THE EXERCISE – Quote every line as given.

>>>>>

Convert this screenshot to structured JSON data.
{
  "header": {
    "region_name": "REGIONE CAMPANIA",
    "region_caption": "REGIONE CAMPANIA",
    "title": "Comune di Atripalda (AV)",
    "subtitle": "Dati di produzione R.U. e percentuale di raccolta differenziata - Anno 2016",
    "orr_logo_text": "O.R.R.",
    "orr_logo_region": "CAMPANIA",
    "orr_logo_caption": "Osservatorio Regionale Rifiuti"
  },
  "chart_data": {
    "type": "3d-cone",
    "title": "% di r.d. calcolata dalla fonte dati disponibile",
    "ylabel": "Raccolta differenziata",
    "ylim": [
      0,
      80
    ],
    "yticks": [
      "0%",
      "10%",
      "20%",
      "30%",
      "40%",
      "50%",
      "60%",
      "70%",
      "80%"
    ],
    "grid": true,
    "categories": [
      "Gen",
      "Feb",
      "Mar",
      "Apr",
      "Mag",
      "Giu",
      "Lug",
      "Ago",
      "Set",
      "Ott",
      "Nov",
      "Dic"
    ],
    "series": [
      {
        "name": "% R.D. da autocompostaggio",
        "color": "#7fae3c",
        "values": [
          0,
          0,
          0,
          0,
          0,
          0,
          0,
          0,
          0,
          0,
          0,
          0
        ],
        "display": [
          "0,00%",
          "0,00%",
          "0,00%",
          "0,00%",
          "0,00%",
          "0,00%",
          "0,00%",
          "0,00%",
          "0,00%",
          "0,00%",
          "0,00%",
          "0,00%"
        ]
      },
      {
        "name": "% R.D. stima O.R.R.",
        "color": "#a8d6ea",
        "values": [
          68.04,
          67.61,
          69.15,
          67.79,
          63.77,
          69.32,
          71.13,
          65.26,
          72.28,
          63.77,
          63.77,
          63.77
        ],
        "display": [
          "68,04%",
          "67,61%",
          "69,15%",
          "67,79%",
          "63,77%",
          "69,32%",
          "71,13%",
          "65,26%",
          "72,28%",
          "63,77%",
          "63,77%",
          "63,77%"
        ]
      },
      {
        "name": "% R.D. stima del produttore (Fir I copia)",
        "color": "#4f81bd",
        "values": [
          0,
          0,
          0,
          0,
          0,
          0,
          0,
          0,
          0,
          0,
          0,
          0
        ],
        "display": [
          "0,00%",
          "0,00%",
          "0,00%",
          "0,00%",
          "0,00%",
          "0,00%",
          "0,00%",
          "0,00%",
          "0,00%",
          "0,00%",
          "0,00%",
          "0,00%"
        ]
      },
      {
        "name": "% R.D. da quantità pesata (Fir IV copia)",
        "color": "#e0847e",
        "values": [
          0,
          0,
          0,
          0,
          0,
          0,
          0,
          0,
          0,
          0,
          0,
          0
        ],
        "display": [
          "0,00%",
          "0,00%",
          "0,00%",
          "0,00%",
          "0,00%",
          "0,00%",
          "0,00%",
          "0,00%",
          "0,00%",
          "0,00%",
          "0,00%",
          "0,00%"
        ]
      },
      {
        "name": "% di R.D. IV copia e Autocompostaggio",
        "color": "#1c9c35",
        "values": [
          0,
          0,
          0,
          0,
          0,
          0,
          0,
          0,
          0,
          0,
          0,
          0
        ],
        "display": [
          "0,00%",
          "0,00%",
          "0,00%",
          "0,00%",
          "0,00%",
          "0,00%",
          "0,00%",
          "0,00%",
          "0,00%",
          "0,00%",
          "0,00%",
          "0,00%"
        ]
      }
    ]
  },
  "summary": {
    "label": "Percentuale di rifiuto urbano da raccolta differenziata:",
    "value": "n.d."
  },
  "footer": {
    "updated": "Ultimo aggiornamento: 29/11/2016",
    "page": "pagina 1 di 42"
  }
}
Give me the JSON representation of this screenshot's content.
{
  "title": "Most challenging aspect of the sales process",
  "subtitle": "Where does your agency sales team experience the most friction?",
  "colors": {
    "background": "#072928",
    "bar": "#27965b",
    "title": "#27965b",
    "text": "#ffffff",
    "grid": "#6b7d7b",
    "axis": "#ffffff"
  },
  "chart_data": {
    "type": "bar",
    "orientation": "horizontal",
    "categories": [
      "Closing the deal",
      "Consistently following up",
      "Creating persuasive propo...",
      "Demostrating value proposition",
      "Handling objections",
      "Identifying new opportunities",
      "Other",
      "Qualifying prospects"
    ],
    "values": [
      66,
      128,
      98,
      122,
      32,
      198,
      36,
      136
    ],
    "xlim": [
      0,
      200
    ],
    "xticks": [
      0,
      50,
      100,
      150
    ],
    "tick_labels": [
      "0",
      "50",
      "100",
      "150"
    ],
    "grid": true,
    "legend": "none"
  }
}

<<<<<

WRITTEN RESPONSE –
Convert this screenshot to structured JSON data.
{
  "header": {
    "region_name": "REGIONE CAMPANIA",
    "region_caption": "REGIONE CAMPANIA",
    "title": "Comune di Atripalda (AV)",
    "subtitle": "Dati di produzione R.U. e percentuale di raccolta differenziata - Anno 2016",
    "orr_logo_text": "O.R.R.",
    "orr_logo_region": "CAMPANIA",
    "orr_logo_caption": "Osservatorio Regionale Rifiuti"
  },
  "chart_data": {
    "type": "3d-cone",
    "title": "% di r.d. calcolata dalla fonte dati disponibile",
    "ylabel": "Raccolta differenziata",
    "ylim": [
      0,
      80
    ],
    "yticks": [
      "0%",
      "10%",
      "20%",
      "30%",
      "40%",
      "50%",
      "60%",
      "70%",
      "80%"
    ],
    "grid": true,
    "categories": [
      "Gen",
      "Feb",
      "Mar",
      "Apr",
      "Mag",
      "Giu",
      "Lug",
      "Ago",
      "Set",
      "Ott",
      "Nov",
      "Dic"
    ],
    "series": [
      {
        "name": "% R.D. da autocompostaggio",
        "color": "#7fae3c",
        "values": [
          0,
          0,
          0,
          0,
          0,
          0,
          0,
          0,
          0,
          0,
          0,
          0
        ],
        "display": [
          "0,00%",
          "0,00%",
          "0,00%",
          "0,00%",
          "0,00%",
          "0,00%",
          "0,00%",
          "0,00%",
          "0,00%",
          "0,00%",
          "0,00%",
          "0,00%"
        ]
      },
      {
        "name": "% R.D. stima O.R.R.",
        "color": "#a8d6ea",
        "values": [
          68.04,
          67.61,
          69.15,
          67.79,
          63.77,
          69.32,
          71.13,
          65.26,
          72.28,
          63.77,
          63.77,
          63.77
        ],
        "display": [
          "68,04%",
          "67,61%",
          "69,15%",
          "67,79%",
          "63,77%",
          "69,32%",
          "71,13%",
          "65,26%",
          "72,28%",
          "63,77%",
          "63,77%",
          "63,77%"
        ]
      },
      {
        "name": "% R.D. stima del produttore (Fir I copia)",
        "color": "#4f81bd",
        "values": [
          0,
          0,
          0,
          0,
          0,
          0,
          0,
          0,
          0,
          0,
          0,
          0
        ],
        "display": [
          "0,00%",
          "0,00%",
          "0,00%",
          "0,00%",
          "0,00%",
          "0,00%",
          "0,00%",
          "0,00%",
          "0,00%",
          "0,00%",
          "0,00%",
          "0,00%"
        ]
      },
      {
        "name": "% R.D. da quantità pesata (Fir IV copia)",
        "color": "#e0847e",
        "values": [
          0,
          0,
          0,
          0,
          0,
          0,
          0,
          0,
          0,
          0,
          0,
          0
        ],
        "display": [
          "0,00%",
          "0,00%",
          "0,00%",
          "0,00%",
          "0,00%",
          "0,00%",
          "0,00%",
          "0,00%",
          "0,00%",
          "0,00%",
          "0,00%",
          "0,00%"
        ]
      },
      {
        "name": "% di R.D. IV copia e Autocompostaggio",
        "color": "#1c9c35",
        "values": [
          0,
          0,
          0,
          0,
          0,
          0,
          0,
          0,
          0,
          0,
          0,
          0
        ],
        "display": [
          "0,00%",
          "0,00%",
          "0,00%",
          "0,00%",
          "0,00%",
          "0,00%",
          "0,00%",
          "0,00%",
          "0,00%",
          "0,00%",
          "0,00%",
          "0,00%"
        ]
      }
    ]
  },
  "summary": {
    "label": "Percentuale di rifiuto urbano da raccolta differenziata:",
    "value": "n.d."
  },
  "footer": {
    "updated": "Ultimo aggiornamento: 29/11/2016",
    "page": "pagina 1 di 42"
  }
}
Give me the JSON representation of this screenshot's content.
{
  "title": "Most challenging aspect of the sales process",
  "subtitle": "Where does your agency sales team experience the most friction?",
  "colors": {
    "background": "#072928",
    "bar": "#27965b",
    "title": "#27965b",
    "text": "#ffffff",
    "grid": "#6b7d7b",
    "axis": "#ffffff"
  },
  "chart_data": {
    "type": "bar",
    "orientation": "horizontal",
    "categories": [
      "Closing the deal",
      "Consistently following up",
      "Creating persuasive propo...",
      "Demostrating value proposition",
      "Handling objections",
      "Identifying new opportunities",
      "Other",
      "Qualifying prospects"
    ],
    "values": [
      66,
      128,
      98,
      122,
      32,
      198,
      36,
      136
    ],
    "xlim": [
      0,
      200
    ],
    "xticks": [
      0,
      50,
      100,
      150
    ],
    "tick_labels": [
      "0",
      "50",
      "100",
      "150"
    ],
    "grid": true,
    "legend": "none"
  }
}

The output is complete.